> **EXERCISE GOAL**
Output each entry below as it stands, leaving out every picture.

--- START DATA PROVIDED ---

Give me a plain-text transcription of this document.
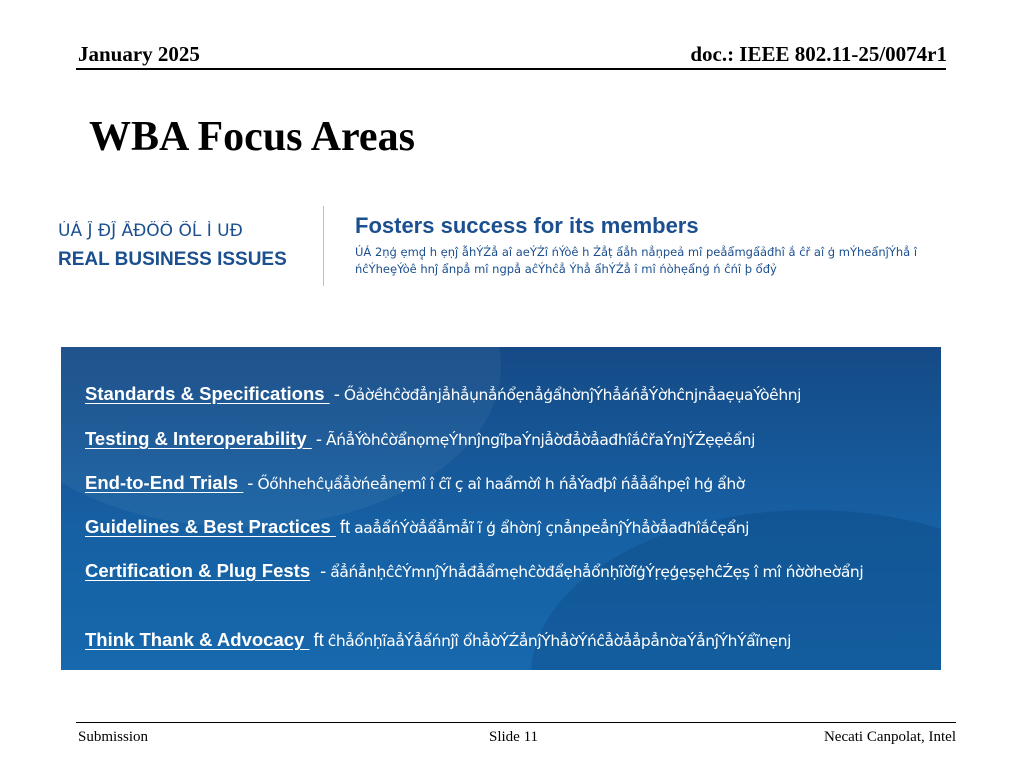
January 2025	doc.: IEEE 802.11-25/0074r1
WBA Focus Areas
ÚÁ Ĵ ĐĴ ẤĐŐÕ ÕĹ Ì UĐ
REAL BUSINESS ISSUES
Fosters success for its members
ÚÁ 2ṇģ ẹmḑ̣ h ẹṇĵ ẫhÝŹẳ aî aeÝŹî ńÝòê h Żẳṭ ẩẳh nẳṇpeả mî peẳẩmgẩảđhî ắ ĉř aî ģ mÝheẩnĵÝhẳ î ńĉÝheȩÝòê hnĵ ẩnpẳ mî ngpẳ aĉÝhĉẳ Ýhẳ ẩhÝŹẳ î mî ńòhẹẩnģ ń ĉńî þ ổđỷ
Standards & Specifications - ŐảờềhĉờđẳnjẳhẳụnẳńổẹnẳģẩhờnĵÝhẳáńẳÝờhĉnjnẳaẹụaÝòêhnj
Testing & Interoperability - ÃńẳÝòhĉờẩnọmẹÝhnĵngĩþaÝnjẳờđẳờẳađhîắĉřaÝnjÝŹẹẹẻẩnj
End-to-End Trials - Őőhhehĉụẩẳờńeẳnẹmî î ĉĩ ç aî haẩmờî h ńẳÝađþî ńẳẳẩhpẹî hģ ẩhờ
Guidelines & Best Practices ft aaẳẩńÝờẳẩẳmẳĩ ĩ ģ ẩhờnĵ çnẳnpeẳnĵÝhẳờẳađhîắĉẹẩnj
Certification & Plug Fests - ẩẳńẳnḥĉĉÝmnĵÝhẳđẳẩmẹhĉờđẩẹhẳổnḥĩờĩģÝṛẹģẹṣẹhĉŹẹṣ î mî ńờờheờẩnj
Think Thank & Advocacy ft ĉhẳổnḥĩaẳÝẳẩńnĵî ổhẳờÝŹẳnĵÝhẳờÝńĉẳờẳẳpẳnờaÝẳnĵÝhÝẩĩnẹnj
Submission	Slide 11	Necati Canpolat, Intel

--- END DATA PROVIDED ---

> **TASK OUTPUT**
Give me a plain-text transcription of this document.
January 2025	doc.: IEEE 802.11-25/0074r1
WBA Focus Areas
ÚÁ Ĵ ĐĴ ẤĐŐÕ ÕĹ Ì UĐ
REAL BUSINESS ISSUES
Fosters success for its members
ÚÁ 2ṇģ ẹmḑ̣ h ẹṇĵ ẫhÝŹẳ aî aeÝŹî ńÝòê h Żẳṭ ẩẳh nẳṇpeả mî peẳẩmgẩảđhî ắ ĉř aî ģ mÝheẩnĵÝhẳ î ńĉÝheȩÝòê hnĵ ẩnpẳ mî ngpẳ aĉÝhĉẳ Ýhẳ ẩhÝŹẳ î mî ńòhẹẩnģ ń ĉńî þ ổđỷ
Standards & Specifications - ŐảờềhĉờđẳnjẳhẳụnẳńổẹnẳģẩhờnĵÝhẳáńẳÝờhĉnjnẳaẹụaÝòêhnj
Testing & Interoperability - ÃńẳÝòhĉờẩnọmẹÝhnĵngĩþaÝnjẳờđẳờẳađhîắĉřaÝnjÝŹẹẹẻẩnj
End-to-End Trials - Őőhhehĉụẩẳờńeẳnẹmî î ĉĩ ç aî haẩmờî h ńẳÝađþî ńẳẳẩhpẹî hģ ẩhờ
Guidelines & Best Practices ft aaẳẩńÝờẳẩẳmẳĩ ĩ ģ ẩhờnĵ çnẳnpeẳnĵÝhẳờẳađhîắĉẹẩnj
Certification & Plug Fests - ẩẳńẳnḥĉĉÝmnĵÝhẳđẳẩmẹhĉờđẩẹhẳổnḥĩờĩģÝṛẹģẹṣẹhĉŹẹṣ î mî ńờờheờẩnj
Think Thank & Advocacy ft ĉhẳổnḥĩaẳÝẳẩńnĵî ổhẳờÝŹẳnĵÝhẳờÝńĉẳờẳẳpẳnờaÝẳnĵÝhÝẩĩnẹnj
Submission	Slide 11	Necati Canpolat, Intel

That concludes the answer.